>> start RECORD EXTRACTS

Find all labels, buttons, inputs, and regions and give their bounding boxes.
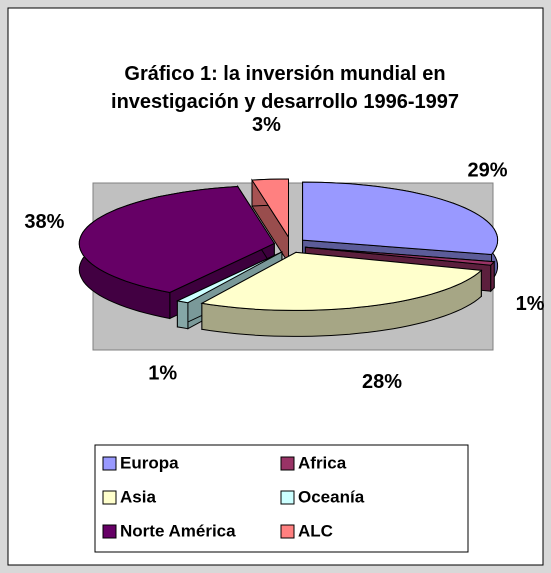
legend-swatch	[280, 456, 295, 471]
legend-swatch	[102, 456, 117, 471]
slice-top	[200, 251, 483, 311]
slice-top	[305, 246, 496, 266]
legend-label: Asia	[120, 487, 156, 506]
legend-swatch	[280, 524, 295, 539]
slice-top	[175, 251, 283, 304]
data-label: 28%	[362, 371, 402, 393]
slice-top	[251, 178, 289, 239]
slice-wall	[490, 260, 495, 293]
data-label: 29%	[468, 160, 508, 182]
legend-swatch	[102, 490, 117, 505]
slice-top	[78, 185, 276, 294]
slice-wall	[176, 300, 189, 330]
legend-label: ALC	[298, 521, 333, 540]
pie-slice	[251, 178, 289, 265]
legend-label: Norte América	[120, 521, 236, 540]
slice-top	[302, 181, 499, 256]
data-label: 1%	[148, 363, 177, 385]
data-label: 38%	[24, 211, 64, 233]
chart-title: Gráfico 1: la inversión mundial en inves…	[111, 63, 459, 113]
pie-slice	[200, 251, 483, 337]
legend-swatch	[102, 524, 117, 539]
data-label: 3%	[252, 114, 281, 136]
legend-label: Africa	[298, 453, 347, 472]
data-label: 1%	[516, 293, 545, 315]
legend-swatch	[280, 490, 295, 505]
legend-label: Europa	[120, 453, 179, 472]
legend-label: Oceanía	[298, 487, 365, 506]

>> end RECORD EXTRACTS

**GIVEN PROBLEM**
Copy out verbatim the data lines from the line containing "456, 295, 471]" through the line containing "453, 347, 472]".

**ANSWER TO THE EXERCISE**
legend-swatch	[280, 456, 295, 471]
legend-swatch	[102, 456, 117, 471]
slice-top	[200, 251, 483, 311]
slice-top	[305, 246, 496, 266]
legend-label: Asia	[120, 487, 156, 506]
legend-swatch	[280, 524, 295, 539]
slice-top	[175, 251, 283, 304]
data-label: 28%	[362, 371, 402, 393]
slice-top	[251, 178, 289, 239]
slice-wall	[490, 260, 495, 293]
data-label: 29%	[468, 160, 508, 182]
legend-swatch	[102, 490, 117, 505]
slice-top	[78, 185, 276, 294]
slice-wall	[176, 300, 189, 330]
legend-label: ALC	[298, 521, 333, 540]
pie-slice	[251, 178, 289, 265]
legend-label: Norte América	[120, 521, 236, 540]
slice-top	[302, 181, 499, 256]
data-label: 1%	[148, 363, 177, 385]
data-label: 38%	[24, 211, 64, 233]
chart-title: Gráfico 1: la inversión mundial en inves…	[111, 63, 459, 113]
pie-slice	[200, 251, 483, 337]
legend-swatch	[102, 524, 117, 539]
data-label: 3%	[252, 114, 281, 136]
legend-label: Africa	[298, 453, 347, 472]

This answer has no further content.